## PROMPT:
Transcribe the material in full, exactly as written.

## RECORDS FOR THIS EXERCISE:
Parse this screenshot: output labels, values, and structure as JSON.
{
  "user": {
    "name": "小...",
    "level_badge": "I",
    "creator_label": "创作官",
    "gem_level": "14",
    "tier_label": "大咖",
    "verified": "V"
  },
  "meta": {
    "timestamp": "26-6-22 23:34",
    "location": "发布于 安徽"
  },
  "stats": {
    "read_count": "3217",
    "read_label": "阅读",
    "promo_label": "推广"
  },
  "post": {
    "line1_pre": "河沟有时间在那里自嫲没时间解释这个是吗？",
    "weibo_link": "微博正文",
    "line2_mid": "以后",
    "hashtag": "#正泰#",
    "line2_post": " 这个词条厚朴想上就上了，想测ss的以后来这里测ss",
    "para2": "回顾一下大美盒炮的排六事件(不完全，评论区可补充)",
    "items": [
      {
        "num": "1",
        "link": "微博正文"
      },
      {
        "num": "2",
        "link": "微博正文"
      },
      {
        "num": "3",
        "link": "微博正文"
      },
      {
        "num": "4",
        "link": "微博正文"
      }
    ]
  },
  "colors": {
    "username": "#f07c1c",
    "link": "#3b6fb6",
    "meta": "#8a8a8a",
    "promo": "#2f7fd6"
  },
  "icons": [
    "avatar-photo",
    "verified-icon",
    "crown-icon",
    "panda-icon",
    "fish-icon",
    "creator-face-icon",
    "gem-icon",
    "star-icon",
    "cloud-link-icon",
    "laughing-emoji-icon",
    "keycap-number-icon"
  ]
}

## RESPONSE:
Parse this screenshot: output labels, values, and structure as JSON.
{
  "user": {
    "name": "小...",
    "level_badge": "I",
    "creator_label": "创作官",
    "gem_level": "14",
    "tier_label": "大咖",
    "verified": "V"
  },
  "meta": {
    "timestamp": "26-6-22 23:34",
    "location": "发布于 安徽"
  },
  "stats": {
    "read_count": "3217",
    "read_label": "阅读",
    "promo_label": "推广"
  },
  "post": {
    "line1_pre": "河沟有时间在那里自嫲没时间解释这个是吗？",
    "weibo_link": "微博正文",
    "line2_mid": "以后",
    "hashtag": "#正泰#",
    "line2_post": " 这个词条厚朴想上就上了，想测ss的以后来这里测ss",
    "para2": "回顾一下大美盒炮的排六事件(不完全，评论区可补充)",
    "items": [
      {
        "num": "1",
        "link": "微博正文"
      },
      {
        "num": "2",
        "link": "微博正文"
      },
      {
        "num": "3",
        "link": "微博正文"
      },
      {
        "num": "4",
        "link": "微博正文"
      }
    ]
  },
  "colors": {
    "username": "#f07c1c",
    "link": "#3b6fb6",
    "meta": "#8a8a8a",
    "promo": "#2f7fd6"
  },
  "icons": [
    "avatar-photo",
    "verified-icon",
    "crown-icon",
    "panda-icon",
    "fish-icon",
    "creator-face-icon",
    "gem-icon",
    "star-icon",
    "cloud-link-icon",
    "laughing-emoji-icon",
    "keycap-number-icon"
  ]
}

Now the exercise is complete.